◆ **Exercise details**
In the material below, identify each line bearing the word "TETQV". Reproduce those lines.

# Supplied entries start

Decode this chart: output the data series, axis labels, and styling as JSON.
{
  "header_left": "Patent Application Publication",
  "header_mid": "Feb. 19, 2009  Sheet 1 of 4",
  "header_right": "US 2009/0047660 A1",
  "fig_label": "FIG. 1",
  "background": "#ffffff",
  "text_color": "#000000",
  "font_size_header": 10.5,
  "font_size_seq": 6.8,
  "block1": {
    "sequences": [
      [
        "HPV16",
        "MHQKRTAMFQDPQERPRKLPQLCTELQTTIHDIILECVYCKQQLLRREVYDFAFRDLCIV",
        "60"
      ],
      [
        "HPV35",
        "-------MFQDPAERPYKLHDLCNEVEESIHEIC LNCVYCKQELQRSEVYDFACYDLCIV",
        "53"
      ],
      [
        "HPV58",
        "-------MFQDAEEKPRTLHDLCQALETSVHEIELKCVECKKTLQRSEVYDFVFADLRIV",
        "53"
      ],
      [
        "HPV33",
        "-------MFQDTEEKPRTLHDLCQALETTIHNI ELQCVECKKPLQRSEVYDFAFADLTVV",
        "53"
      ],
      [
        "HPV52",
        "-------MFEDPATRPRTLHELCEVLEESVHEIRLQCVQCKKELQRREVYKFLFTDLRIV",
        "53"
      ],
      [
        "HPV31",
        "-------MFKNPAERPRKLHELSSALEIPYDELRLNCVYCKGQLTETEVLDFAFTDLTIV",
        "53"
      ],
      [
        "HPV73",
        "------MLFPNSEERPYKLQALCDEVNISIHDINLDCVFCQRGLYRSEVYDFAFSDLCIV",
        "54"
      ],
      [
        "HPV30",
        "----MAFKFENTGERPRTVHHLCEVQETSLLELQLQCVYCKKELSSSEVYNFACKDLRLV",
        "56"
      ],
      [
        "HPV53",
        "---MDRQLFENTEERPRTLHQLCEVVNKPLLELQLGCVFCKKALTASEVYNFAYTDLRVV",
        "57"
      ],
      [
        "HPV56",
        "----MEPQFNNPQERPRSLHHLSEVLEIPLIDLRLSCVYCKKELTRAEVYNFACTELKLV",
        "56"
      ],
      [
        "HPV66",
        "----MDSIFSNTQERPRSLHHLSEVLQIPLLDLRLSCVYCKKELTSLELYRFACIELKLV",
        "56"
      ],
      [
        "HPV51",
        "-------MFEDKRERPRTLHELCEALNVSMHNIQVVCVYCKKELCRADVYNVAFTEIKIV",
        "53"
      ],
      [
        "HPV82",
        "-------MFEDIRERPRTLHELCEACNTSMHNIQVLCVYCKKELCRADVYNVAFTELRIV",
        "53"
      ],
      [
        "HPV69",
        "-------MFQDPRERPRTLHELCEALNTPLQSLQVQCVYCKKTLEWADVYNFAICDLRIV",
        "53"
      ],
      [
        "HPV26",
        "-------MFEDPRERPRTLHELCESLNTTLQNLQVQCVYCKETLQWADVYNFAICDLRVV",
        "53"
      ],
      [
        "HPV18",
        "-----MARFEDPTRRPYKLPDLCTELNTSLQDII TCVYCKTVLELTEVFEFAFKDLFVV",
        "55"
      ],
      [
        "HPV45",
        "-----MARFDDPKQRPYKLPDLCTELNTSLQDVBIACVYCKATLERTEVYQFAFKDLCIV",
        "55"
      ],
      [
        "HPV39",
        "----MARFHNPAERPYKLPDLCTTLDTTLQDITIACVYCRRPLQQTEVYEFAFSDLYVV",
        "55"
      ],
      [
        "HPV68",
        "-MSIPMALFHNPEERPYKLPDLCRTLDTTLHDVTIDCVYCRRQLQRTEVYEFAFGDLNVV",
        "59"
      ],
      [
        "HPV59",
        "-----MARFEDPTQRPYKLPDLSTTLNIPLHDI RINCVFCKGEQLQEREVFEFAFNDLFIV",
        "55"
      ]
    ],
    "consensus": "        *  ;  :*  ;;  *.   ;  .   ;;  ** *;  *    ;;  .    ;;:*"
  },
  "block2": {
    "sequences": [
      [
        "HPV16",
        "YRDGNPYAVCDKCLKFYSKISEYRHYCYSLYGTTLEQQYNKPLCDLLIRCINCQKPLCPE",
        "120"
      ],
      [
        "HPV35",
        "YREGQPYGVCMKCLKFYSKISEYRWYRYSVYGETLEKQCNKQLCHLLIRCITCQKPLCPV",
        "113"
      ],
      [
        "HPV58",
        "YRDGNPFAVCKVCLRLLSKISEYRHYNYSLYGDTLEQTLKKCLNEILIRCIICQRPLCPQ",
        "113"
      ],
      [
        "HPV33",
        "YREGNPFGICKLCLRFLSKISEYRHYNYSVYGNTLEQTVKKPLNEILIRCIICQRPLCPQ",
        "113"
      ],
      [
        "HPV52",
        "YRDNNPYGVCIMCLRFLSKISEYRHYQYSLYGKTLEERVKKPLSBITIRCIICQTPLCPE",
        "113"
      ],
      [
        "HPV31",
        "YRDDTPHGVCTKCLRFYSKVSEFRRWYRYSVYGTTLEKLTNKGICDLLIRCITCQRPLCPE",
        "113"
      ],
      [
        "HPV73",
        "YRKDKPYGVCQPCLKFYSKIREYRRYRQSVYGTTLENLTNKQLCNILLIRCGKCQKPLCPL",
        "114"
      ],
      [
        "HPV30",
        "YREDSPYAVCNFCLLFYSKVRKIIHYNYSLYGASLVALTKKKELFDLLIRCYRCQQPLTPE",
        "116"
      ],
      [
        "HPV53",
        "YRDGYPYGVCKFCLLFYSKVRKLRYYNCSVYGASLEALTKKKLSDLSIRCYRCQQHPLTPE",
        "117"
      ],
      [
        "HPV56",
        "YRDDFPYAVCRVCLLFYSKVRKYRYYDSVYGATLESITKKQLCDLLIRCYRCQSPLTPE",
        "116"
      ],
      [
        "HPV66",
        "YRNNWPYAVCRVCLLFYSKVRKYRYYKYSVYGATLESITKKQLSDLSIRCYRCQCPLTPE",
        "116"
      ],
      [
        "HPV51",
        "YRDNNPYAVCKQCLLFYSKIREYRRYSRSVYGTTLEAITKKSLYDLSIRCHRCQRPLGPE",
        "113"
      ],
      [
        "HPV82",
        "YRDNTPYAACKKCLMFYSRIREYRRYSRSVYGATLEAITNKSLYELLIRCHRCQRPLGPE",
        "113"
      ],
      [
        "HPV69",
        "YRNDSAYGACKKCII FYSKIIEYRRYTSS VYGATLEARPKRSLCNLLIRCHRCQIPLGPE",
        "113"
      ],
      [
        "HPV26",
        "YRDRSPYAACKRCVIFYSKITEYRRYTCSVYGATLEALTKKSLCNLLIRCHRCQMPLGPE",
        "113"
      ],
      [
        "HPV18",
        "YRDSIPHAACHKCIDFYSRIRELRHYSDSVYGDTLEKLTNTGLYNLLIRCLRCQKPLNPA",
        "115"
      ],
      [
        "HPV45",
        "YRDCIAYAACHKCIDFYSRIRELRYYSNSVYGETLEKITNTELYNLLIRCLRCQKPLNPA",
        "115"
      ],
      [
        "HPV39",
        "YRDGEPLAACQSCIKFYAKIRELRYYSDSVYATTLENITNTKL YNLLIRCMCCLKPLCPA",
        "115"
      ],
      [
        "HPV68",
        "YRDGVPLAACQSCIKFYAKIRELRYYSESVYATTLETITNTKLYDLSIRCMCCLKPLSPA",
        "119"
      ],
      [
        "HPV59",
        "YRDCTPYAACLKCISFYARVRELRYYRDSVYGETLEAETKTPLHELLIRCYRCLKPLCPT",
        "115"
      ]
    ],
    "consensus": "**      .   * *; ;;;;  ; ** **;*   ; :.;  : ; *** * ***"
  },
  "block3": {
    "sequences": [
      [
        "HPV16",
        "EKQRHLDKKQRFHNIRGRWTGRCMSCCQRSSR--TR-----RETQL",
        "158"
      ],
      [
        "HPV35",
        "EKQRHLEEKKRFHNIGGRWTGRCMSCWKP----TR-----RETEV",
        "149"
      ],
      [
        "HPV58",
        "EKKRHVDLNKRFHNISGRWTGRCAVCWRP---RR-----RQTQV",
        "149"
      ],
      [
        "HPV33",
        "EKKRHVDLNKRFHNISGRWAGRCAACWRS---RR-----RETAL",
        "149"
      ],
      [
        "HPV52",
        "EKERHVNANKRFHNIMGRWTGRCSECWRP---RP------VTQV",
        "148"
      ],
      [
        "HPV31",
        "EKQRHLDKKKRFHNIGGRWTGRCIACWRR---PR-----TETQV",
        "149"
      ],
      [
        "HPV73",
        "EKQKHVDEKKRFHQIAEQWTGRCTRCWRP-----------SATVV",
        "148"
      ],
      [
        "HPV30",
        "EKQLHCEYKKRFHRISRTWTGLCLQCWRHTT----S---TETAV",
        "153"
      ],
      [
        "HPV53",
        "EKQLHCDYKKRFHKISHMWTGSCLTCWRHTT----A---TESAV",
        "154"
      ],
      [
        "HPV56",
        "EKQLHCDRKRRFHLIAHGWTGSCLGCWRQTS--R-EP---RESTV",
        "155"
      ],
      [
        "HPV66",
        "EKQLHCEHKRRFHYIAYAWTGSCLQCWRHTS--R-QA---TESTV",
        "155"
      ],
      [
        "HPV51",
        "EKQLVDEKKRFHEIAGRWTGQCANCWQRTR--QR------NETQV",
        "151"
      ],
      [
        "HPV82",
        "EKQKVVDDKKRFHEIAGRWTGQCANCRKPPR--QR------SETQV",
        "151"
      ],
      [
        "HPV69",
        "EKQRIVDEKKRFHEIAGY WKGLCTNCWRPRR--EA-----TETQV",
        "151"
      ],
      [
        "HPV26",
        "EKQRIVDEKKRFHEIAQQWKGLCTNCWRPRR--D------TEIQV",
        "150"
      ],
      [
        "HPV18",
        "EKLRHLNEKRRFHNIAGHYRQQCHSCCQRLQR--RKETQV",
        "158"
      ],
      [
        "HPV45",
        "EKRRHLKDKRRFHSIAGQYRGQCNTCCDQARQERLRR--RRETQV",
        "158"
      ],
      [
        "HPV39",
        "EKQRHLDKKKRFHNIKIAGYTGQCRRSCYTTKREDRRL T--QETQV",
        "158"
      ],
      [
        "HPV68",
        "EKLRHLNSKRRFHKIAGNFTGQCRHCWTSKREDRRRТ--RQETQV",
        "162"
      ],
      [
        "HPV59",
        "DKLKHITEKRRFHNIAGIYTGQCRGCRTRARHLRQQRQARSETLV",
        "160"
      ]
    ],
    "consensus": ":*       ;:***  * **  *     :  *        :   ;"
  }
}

# Supplied entries end

◆ **Solution to this task**
        "EKQRHLDKKKRFHNIGGRWTGRCIACWRR---PR-----TETQV",
        "EKQRIVDEKKRFHEIAGY WKGLCTNCWRPRR--EA-----TETQV",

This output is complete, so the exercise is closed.